* [Zu bearbeiten]: Setze die Zeilen von der Zeile mit „income-axis-tick: 2 (85, 228, 92, 242)“ bis einschließlich der Zeile mit „income-axis-title: Income (thousand“ als Markdown-Tabelle mit den Spalten „Nummer“ und „Inhalt“. Leerzeilen fallen dabei weg, andere Zeilen kommen nicht hinzu.

*-*-*

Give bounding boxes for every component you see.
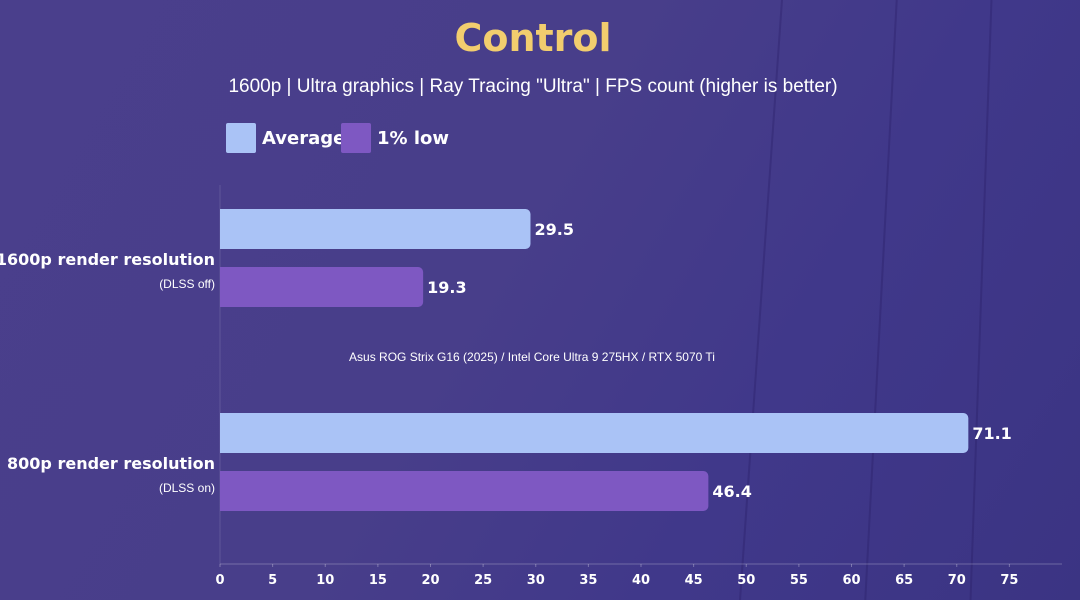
bar-average (220, 413, 969, 453)
category-label-main: 800p render resolution (7, 454, 215, 473)
category-label-main: 1600p render resolution (0, 250, 215, 269)
legend-label: 1% low (377, 127, 449, 149)
x-tick-label: 5 (268, 573, 277, 588)
category-label-sub: (DLSS on) (158, 481, 215, 495)
x-tick-label: 45 (685, 573, 703, 588)
x-tick-label: 35 (579, 573, 597, 588)
legend-label: Average (262, 127, 346, 149)
legend-swatch-1pct-low (341, 123, 371, 153)
x-tick-label: 20 (421, 573, 439, 588)
legend-swatch-average (226, 123, 256, 153)
chart-title: Control (454, 16, 612, 60)
legend-item-average: Average (226, 122, 345, 154)
x-tick-label: 15 (369, 573, 387, 588)
category-label: 1600p render resolution (DLSS off) (0, 250, 215, 291)
x-tick-label: 75 (1000, 573, 1018, 588)
category-label: 800p render resolution (DLSS on) (7, 454, 215, 495)
bar-average (220, 209, 531, 249)
x-tick-label: 0 (215, 573, 224, 588)
bar-1pct-low (220, 267, 424, 307)
category-label-sub: (DLSS off) (159, 277, 215, 291)
x-tick-label: 30 (527, 573, 545, 588)
data-label: 71.1 (972, 424, 1011, 443)
x-tick-label: 10 (316, 573, 334, 588)
x-tick-label: 70 (948, 573, 966, 588)
x-tick-label: 25 (474, 573, 492, 588)
legend-item-1pct-low: 1% low (341, 122, 449, 154)
x-tick-label: 40 (632, 573, 650, 588)
chart-subtitle: 1600p | Ultra graphics | Ray Tracing "Ul… (228, 76, 838, 97)
data-label: 29.5 (534, 220, 573, 239)
bar-1pct-low (220, 471, 709, 511)
system-note: Asus ROG Strix G16 (2025) / Intel Core U… (349, 350, 715, 364)
data-label: 19.3 (427, 278, 466, 297)
x-tick-label: 65 (895, 573, 913, 588)
data-label: 46.4 (712, 482, 751, 501)
x-tick-label: 55 (790, 573, 808, 588)
x-tick-label: 60 (842, 573, 860, 588)
x-tick-label: 50 (737, 573, 755, 588)
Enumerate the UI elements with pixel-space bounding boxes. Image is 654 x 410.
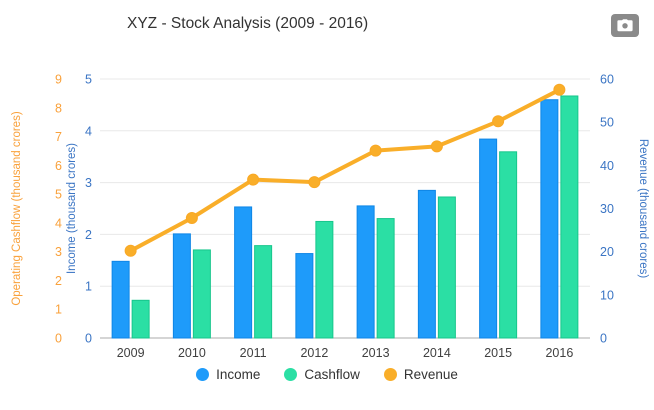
income-axis-tick: 2 (85, 228, 92, 242)
cashflow-axis-tick: 0 (55, 332, 62, 346)
revenue-line[interactable] (128, 87, 562, 253)
x-axis-label: 2012 (300, 346, 328, 360)
export-button[interactable] (611, 14, 639, 37)
legend-dot-income (196, 368, 210, 381)
income-axis-tick: 1 (85, 280, 92, 294)
bar-cashflow-2013[interactable] (376, 218, 395, 339)
cashflow-axis-tick: 6 (55, 159, 62, 173)
cashflow-axis-tick: 2 (55, 274, 62, 288)
x-axis-label: 2013 (362, 346, 390, 360)
revenue-axis-tick: 0 (600, 332, 607, 346)
legend-label-cashflow: Cashflow (304, 367, 360, 382)
camera-icon (617, 19, 633, 32)
legend-item-cashflow[interactable]: Cashflow (284, 367, 360, 382)
legend-item-income[interactable]: Income (196, 367, 260, 382)
chart-legend: Income Cashflow Revenue (0, 367, 654, 382)
bar-income-2013[interactable] (356, 205, 375, 339)
cashflow-axis-title: Operating Cashflow (thousand crores) (11, 111, 23, 305)
cashflow-axis-tick: 8 (55, 101, 62, 115)
revenue-marker-2016[interactable] (553, 83, 566, 96)
bar-cashflow-2016[interactable] (560, 95, 579, 339)
legend-label-income: Income (216, 367, 261, 382)
income-axis-tick: 0 (85, 332, 92, 346)
income-axis-tick: 3 (85, 176, 92, 190)
cashflow-axis-tick: 3 (55, 245, 62, 259)
cashflow-axis-tick: 4 (55, 216, 62, 230)
cashflow-axis-tick: 9 (55, 73, 62, 87)
revenue-marker-2009[interactable] (124, 244, 137, 257)
bar-cashflow-2015[interactable] (499, 151, 518, 339)
revenue-axis-tick: 20 (600, 245, 614, 259)
revenue-marker-2013[interactable] (369, 144, 382, 157)
x-axis-label: 2010 (178, 346, 206, 360)
revenue-marker-2012[interactable] (308, 176, 321, 189)
income-axis-title: Income (thousand crores) (66, 143, 78, 274)
bar-income-2009[interactable] (111, 260, 130, 339)
income-axis-tick: 5 (85, 73, 92, 87)
bar-cashflow-2014[interactable] (437, 196, 456, 339)
x-axis-label: 2016 (545, 346, 573, 360)
revenue-axis-tick: 40 (600, 159, 614, 173)
x-axis-label: 2009 (117, 346, 145, 360)
revenue-axis-tick: 50 (600, 116, 614, 130)
bar-cashflow-2010[interactable] (192, 249, 211, 339)
bar-cashflow-2011[interactable] (254, 245, 273, 339)
legend-dot-revenue (383, 368, 397, 381)
revenue-marker-2010[interactable] (185, 211, 198, 224)
bar-income-2014[interactable] (417, 189, 436, 339)
revenue-marker-2015[interactable] (492, 115, 505, 128)
cashflow-axis-tick: 7 (55, 130, 62, 144)
cashflow-axis-tick: 1 (55, 303, 62, 317)
revenue-axis-tick: 60 (600, 73, 614, 87)
revenue-axis-tick: 30 (600, 202, 614, 216)
revenue-axis-title: Revenue (thousand crores) (637, 139, 649, 279)
revenue-axis-tick: 10 (600, 288, 614, 302)
revenue-marker-2014[interactable] (430, 140, 443, 153)
legend-dot-cashflow (284, 368, 298, 381)
cashflow-axis-tick: 5 (55, 188, 62, 202)
bar-income-2011[interactable] (234, 206, 253, 339)
bar-income-2016[interactable] (540, 99, 559, 339)
x-axis-label: 2011 (240, 346, 267, 360)
legend-item-revenue[interactable]: Revenue (383, 367, 458, 382)
x-axis-label: 2015 (484, 346, 512, 360)
x-axis-label: 2014 (423, 346, 451, 360)
chart-title: XYZ - Stock Analysis (2009 - 2016) (127, 15, 369, 32)
bar-cashflow-2009[interactable] (131, 299, 150, 339)
bar-cashflow-2012[interactable] (315, 220, 334, 339)
legend-label-revenue: Revenue (403, 367, 458, 382)
revenue-marker-2011[interactable] (247, 173, 260, 186)
bar-income-2015[interactable] (479, 138, 498, 339)
bar-income-2012[interactable] (295, 253, 314, 339)
income-axis-tick: 4 (85, 124, 92, 138)
bar-income-2010[interactable] (172, 233, 191, 339)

*-*-*

* [Richtige Ausgabe]:
| Nummer | Inhalt |
|---|---|
| 1 | income-axis-tick: 2 (85, 228, 92, 242) |
| 2 | cashflow-axis-tick: 0 (55, 332, 62, 346) |
| 3 | revenue-line[interactable] (128, 87, 562, 253) |
| 4 | x-axis-label: 2012 (300, 346, 328, 360) |
| 5 | export-button[interactable] (611, 14, 639, 37) |
| 6 | legend-dot-income (196, 368, 210, 381) |
| 7 | income-axis-tick: 1 (85, 280, 92, 294) |
| 8 | bar-cashflow-2013[interactable] (376, 218, 395, 339) |
| 9 | cashflow-axis-tick: 6 (55, 159, 62, 173) |
| 10 | cashflow-axis-tick: 2 (55, 274, 62, 288) |
| 11 | x-axis-label: 2013 (362, 346, 390, 360) |
| 12 | revenue-axis-tick: 0 (600, 332, 607, 346) |
| 13 | legend-label-cashflow: Cashflow (304, 367, 360, 382) |
| 14 | camera-icon (617, 19, 633, 32) |
| 15 | legend-item-cashflow[interactable]: Cashflow (284, 367, 360, 382) |
| 16 | legend-item-income[interactable]: Income (196, 367, 260, 382) |
| 17 | chart-legend: Income Cashflow Revenue (0, 367, 654, 382) |
| 18 | bar-income-2013[interactable] (356, 205, 375, 339) |
| 19 | cashflow-axis-title: Operating Cashflow (thousand crores) (11, 111, 23, 305) |
| 20 | cashflow-axis-tick: 8 (55, 101, 62, 115) |
| 21 | revenue-marker-2016[interactable] (553, 83, 566, 96) |
| 22 | bar-cashflow-2016[interactable] (560, 95, 579, 339) |
| 23 | legend-label-income: Income (216, 367, 261, 382) |
| 24 | income-axis-tick: 0 (85, 332, 92, 346) |
| 25 | income-axis-tick: 3 (85, 176, 92, 190) |
| 26 | cashflow-axis-tick: 3 (55, 245, 62, 259) |
| 27 | cashflow-axis-tick: 4 (55, 216, 62, 230) |
| 28 | cashflow-axis-tick: 9 (55, 73, 62, 87) |
| 29 | revenue-marker-2009[interactable] (124, 244, 137, 257) |
| 30 | bar-cashflow-2015[interactable] (499, 151, 518, 339) |
| 31 | revenue-axis-tick: 20 (600, 245, 614, 259) |
| 32 | revenue-marker-2013[interactable] (369, 144, 382, 157) |
| 33 | x-axis-label: 2010 (178, 346, 206, 360) |
| 34 | revenue-marker-2012[interactable] (308, 176, 321, 189) |
| 35 | income-axis-title: Income (thousand crores) (66, 143, 78, 274) |